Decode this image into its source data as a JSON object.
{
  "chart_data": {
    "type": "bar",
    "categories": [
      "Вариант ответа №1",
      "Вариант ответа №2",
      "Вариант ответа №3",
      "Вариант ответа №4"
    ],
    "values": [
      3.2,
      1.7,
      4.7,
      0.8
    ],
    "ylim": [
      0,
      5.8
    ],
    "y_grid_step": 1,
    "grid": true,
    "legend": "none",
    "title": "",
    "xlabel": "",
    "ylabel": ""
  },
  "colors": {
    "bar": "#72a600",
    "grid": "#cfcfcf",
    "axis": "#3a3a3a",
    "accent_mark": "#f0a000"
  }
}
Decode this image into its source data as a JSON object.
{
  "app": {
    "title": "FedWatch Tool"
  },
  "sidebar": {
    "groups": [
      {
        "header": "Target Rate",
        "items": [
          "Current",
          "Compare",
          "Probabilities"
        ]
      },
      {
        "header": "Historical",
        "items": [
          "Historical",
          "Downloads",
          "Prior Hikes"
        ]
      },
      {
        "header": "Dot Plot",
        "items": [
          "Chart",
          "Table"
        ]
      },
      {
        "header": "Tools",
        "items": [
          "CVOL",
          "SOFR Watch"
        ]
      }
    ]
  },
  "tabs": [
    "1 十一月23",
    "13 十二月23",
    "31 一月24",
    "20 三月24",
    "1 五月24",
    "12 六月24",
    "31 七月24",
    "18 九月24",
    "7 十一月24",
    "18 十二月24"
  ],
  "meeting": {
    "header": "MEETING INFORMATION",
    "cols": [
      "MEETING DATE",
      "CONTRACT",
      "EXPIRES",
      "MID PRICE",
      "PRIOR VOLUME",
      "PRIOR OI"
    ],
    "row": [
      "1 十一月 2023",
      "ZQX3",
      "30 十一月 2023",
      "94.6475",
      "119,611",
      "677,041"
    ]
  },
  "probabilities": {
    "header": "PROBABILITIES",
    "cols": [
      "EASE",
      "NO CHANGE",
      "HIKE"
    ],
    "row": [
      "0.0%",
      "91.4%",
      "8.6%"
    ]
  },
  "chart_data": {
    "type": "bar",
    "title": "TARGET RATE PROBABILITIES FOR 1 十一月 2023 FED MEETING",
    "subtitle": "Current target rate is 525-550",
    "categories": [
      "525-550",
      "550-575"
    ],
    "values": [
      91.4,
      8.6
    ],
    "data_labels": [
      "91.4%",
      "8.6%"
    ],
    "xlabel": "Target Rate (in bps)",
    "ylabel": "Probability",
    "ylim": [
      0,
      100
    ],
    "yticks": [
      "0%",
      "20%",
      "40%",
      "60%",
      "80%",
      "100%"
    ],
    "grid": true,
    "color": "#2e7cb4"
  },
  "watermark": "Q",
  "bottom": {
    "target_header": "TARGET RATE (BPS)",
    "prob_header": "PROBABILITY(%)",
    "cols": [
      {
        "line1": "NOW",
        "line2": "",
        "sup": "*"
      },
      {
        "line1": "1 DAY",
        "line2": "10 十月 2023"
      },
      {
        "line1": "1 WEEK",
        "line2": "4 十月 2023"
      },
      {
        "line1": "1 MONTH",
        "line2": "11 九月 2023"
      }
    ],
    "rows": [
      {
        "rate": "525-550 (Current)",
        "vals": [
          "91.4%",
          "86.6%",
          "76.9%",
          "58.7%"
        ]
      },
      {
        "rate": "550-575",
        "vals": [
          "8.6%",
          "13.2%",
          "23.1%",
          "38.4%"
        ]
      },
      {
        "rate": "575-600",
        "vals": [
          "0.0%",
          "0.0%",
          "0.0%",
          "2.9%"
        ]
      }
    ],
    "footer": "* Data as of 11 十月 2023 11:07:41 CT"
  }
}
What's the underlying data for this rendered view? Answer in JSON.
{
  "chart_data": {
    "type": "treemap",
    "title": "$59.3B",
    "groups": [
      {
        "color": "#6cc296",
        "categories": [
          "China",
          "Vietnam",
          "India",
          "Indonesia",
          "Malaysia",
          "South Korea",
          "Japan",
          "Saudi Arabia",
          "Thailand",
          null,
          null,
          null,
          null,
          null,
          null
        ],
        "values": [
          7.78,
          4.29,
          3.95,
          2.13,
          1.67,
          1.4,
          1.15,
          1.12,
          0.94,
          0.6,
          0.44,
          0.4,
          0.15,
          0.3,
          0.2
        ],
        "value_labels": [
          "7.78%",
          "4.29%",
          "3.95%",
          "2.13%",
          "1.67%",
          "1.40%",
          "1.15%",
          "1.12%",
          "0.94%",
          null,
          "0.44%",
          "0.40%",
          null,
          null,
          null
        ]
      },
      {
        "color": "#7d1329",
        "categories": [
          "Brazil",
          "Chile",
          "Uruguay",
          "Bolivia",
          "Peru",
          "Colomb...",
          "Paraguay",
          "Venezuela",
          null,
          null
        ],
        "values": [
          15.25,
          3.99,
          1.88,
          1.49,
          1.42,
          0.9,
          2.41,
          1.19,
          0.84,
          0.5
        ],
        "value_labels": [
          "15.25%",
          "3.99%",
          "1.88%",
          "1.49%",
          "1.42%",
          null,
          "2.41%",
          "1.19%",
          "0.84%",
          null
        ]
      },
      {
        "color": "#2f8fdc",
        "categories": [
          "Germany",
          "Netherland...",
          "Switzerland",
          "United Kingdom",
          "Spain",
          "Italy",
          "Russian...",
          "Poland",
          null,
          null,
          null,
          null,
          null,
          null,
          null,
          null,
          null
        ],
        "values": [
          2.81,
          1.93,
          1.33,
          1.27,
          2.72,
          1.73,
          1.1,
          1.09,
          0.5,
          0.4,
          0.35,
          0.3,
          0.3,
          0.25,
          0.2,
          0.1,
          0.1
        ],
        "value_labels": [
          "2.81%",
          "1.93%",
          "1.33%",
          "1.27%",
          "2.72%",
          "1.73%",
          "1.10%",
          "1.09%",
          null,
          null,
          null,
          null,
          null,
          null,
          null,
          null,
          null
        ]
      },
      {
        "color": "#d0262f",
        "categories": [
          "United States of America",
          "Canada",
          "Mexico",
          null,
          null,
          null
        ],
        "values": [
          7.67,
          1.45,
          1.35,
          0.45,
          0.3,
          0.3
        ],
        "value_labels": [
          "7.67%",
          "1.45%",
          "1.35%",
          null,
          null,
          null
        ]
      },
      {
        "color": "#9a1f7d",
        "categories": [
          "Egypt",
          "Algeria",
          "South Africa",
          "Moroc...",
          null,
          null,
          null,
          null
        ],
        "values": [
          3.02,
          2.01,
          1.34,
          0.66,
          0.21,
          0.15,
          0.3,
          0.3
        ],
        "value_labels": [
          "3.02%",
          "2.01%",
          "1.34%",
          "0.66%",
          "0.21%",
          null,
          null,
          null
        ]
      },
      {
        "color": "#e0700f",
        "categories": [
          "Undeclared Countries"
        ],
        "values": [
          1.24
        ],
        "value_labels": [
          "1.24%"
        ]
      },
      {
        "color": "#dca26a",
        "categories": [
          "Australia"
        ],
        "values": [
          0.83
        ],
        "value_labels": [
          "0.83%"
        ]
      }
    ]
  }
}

________________________________________

From the preceding material, extract every line exactly.

_RESULT OF THE EXERCISE:_
Decode this image into its source data as a JSON object.
{
  "chart_data": {
    "type": "bar",
    "categories": [
      "Вариант ответа №1",
      "Вариант ответа №2",
      "Вариант ответа №3",
      "Вариант ответа №4"
    ],
    "values": [
      3.2,
      1.7,
      4.7,
      0.8
    ],
    "ylim": [
      0,
      5.8
    ],
    "y_grid_step": 1,
    "grid": true,
    "legend": "none",
    "title": "",
    "xlabel": "",
    "ylabel": ""
  },
  "colors": {
    "bar": "#72a600",
    "grid": "#cfcfcf",
    "axis": "#3a3a3a",
    "accent_mark": "#f0a000"
  }
}
Decode this image into its source data as a JSON object.
{
  "app": {
    "title": "FedWatch Tool"
  },
  "sidebar": {
    "groups": [
      {
        "header": "Target Rate",
        "items": [
          "Current",
          "Compare",
          "Probabilities"
        ]
      },
      {
        "header": "Historical",
        "items": [
          "Historical",
          "Downloads",
          "Prior Hikes"
        ]
      },
      {
        "header": "Dot Plot",
        "items": [
          "Chart",
          "Table"
        ]
      },
      {
        "header": "Tools",
        "items": [
          "CVOL",
          "SOFR Watch"
        ]
      }
    ]
  },
  "tabs": [
    "1 十一月23",
    "13 十二月23",
    "31 一月24",
    "20 三月24",
    "1 五月24",
    "12 六月24",
    "31 七月24",
    "18 九月24",
    "7 十一月24",
    "18 十二月24"
  ],
  "meeting": {
    "header": "MEETING INFORMATION",
    "cols": [
      "MEETING DATE",
      "CONTRACT",
      "EXPIRES",
      "MID PRICE",
      "PRIOR VOLUME",
      "PRIOR OI"
    ],
    "row": [
      "1 十一月 2023",
      "ZQX3",
      "30 十一月 2023",
      "94.6475",
      "119,611",
      "677,041"
    ]
  },
  "probabilities": {
    "header": "PROBABILITIES",
    "cols": [
      "EASE",
      "NO CHANGE",
      "HIKE"
    ],
    "row": [
      "0.0%",
      "91.4%",
      "8.6%"
    ]
  },
  "chart_data": {
    "type": "bar",
    "title": "TARGET RATE PROBABILITIES FOR 1 十一月 2023 FED MEETING",
    "subtitle": "Current target rate is 525-550",
    "categories": [
      "525-550",
      "550-575"
    ],
    "values": [
      91.4,
      8.6
    ],
    "data_labels": [
      "91.4%",
      "8.6%"
    ],
    "xlabel": "Target Rate (in bps)",
    "ylabel": "Probability",
    "ylim": [
      0,
      100
    ],
    "yticks": [
      "0%",
      "20%",
      "40%",
      "60%",
      "80%",
      "100%"
    ],
    "grid": true,
    "color": "#2e7cb4"
  },
  "watermark": "Q",
  "bottom": {
    "target_header": "TARGET RATE (BPS)",
    "prob_header": "PROBABILITY(%)",
    "cols": [
      {
        "line1": "NOW",
        "line2": "",
        "sup": "*"
      },
      {
        "line1": "1 DAY",
        "line2": "10 十月 2023"
      },
      {
        "line1": "1 WEEK",
        "line2": "4 十月 2023"
      },
      {
        "line1": "1 MONTH",
        "line2": "11 九月 2023"
      }
    ],
    "rows": [
      {
        "rate": "525-550 (Current)",
        "vals": [
          "91.4%",
          "86.6%",
          "76.9%",
          "58.7%"
        ]
      },
      {
        "rate": "550-575",
        "vals": [
          "8.6%",
          "13.2%",
          "23.1%",
          "38.4%"
        ]
      },
      {
        "rate": "575-600",
        "vals": [
          "0.0%",
          "0.0%",
          "0.0%",
          "2.9%"
        ]
      }
    ],
    "footer": "* Data as of 11 十月 2023 11:07:41 CT"
  }
}
What's the underlying data for this rendered view? Answer in JSON.
{
  "chart_data": {
    "type": "treemap",
    "title": "$59.3B",
    "groups": [
      {
        "color": "#6cc296",
        "categories": [
          "China",
          "Vietnam",
          "India",
          "Indonesia",
          "Malaysia",
          "South Korea",
          "Japan",
          "Saudi Arabia",
          "Thailand",
          null,
          null,
          null,
          null,
          null,
          null
        ],
        "values": [
          7.78,
          4.29,
          3.95,
          2.13,
          1.67,
          1.4,
          1.15,
          1.12,
          0.94,
          0.6,
          0.44,
          0.4,
          0.15,
          0.3,
          0.2
        ],
        "value_labels": [
          "7.78%",
          "4.29%",
          "3.95%",
          "2.13%",
          "1.67%",
          "1.40%",
          "1.15%",
          "1.12%",
          "0.94%",
          null,
          "0.44%",
          "0.40%",
          null,
          null,
          null
        ]
      },
      {
        "color": "#7d1329",
        "categories": [
          "Brazil",
          "Chile",
          "Uruguay",
          "Bolivia",
          "Peru",
          "Colomb...",
          "Paraguay",
          "Venezuela",
          null,
          null
        ],
        "values": [
          15.25,
          3.99,
          1.88,
          1.49,
          1.42,
          0.9,
          2.41,
          1.19,
          0.84,
          0.5
        ],
        "value_labels": [
          "15.25%",
          "3.99%",
          "1.88%",
          "1.49%",
          "1.42%",
          null,
          "2.41%",
          "1.19%",
          "0.84%",
          null
        ]
      },
      {
        "color": "#2f8fdc",
        "categories": [
          "Germany",
          "Netherland...",
          "Switzerland",
          "United Kingdom",
          "Spain",
          "Italy",
          "Russian...",
          "Poland",
          null,
          null,
          null,
          null,
          null,
          null,
          null,
          null,
          null
        ],
        "values": [
          2.81,
          1.93,
          1.33,
          1.27,
          2.72,
          1.73,
          1.1,
          1.09,
          0.5,
          0.4,
          0.35,
          0.3,
          0.3,
          0.25,
          0.2,
          0.1,
          0.1
        ],
        "value_labels": [
          "2.81%",
          "1.93%",
          "1.33%",
          "1.27%",
          "2.72%",
          "1.73%",
          "1.10%",
          "1.09%",
          null,
          null,
          null,
          null,
          null,
          null,
          null,
          null,
          null
        ]
      },
      {
        "color": "#d0262f",
        "categories": [
          "United States of America",
          "Canada",
          "Mexico",
          null,
          null,
          null
        ],
        "values": [
          7.67,
          1.45,
          1.35,
          0.45,
          0.3,
          0.3
        ],
        "value_labels": [
          "7.67%",
          "1.45%",
          "1.35%",
          null,
          null,
          null
        ]
      },
      {
        "color": "#9a1f7d",
        "categories": [
          "Egypt",
          "Algeria",
          "South Africa",
          "Moroc...",
          null,
          null,
          null,
          null
        ],
        "values": [
          3.02,
          2.01,
          1.34,
          0.66,
          0.21,
          0.15,
          0.3,
          0.3
        ],
        "value_labels": [
          "3.02%",
          "2.01%",
          "1.34%",
          "0.66%",
          "0.21%",
          null,
          null,
          null
        ]
      },
      {
        "color": "#e0700f",
        "categories": [
          "Undeclared Countries"
        ],
        "values": [
          1.24
        ],
        "value_labels": [
          "1.24%"
        ]
      },
      {
        "color": "#dca26a",
        "categories": [
          "Australia"
        ],
        "values": [
          0.83
        ],
        "value_labels": [
          "0.83%"
        ]
      }
    ]
  }
}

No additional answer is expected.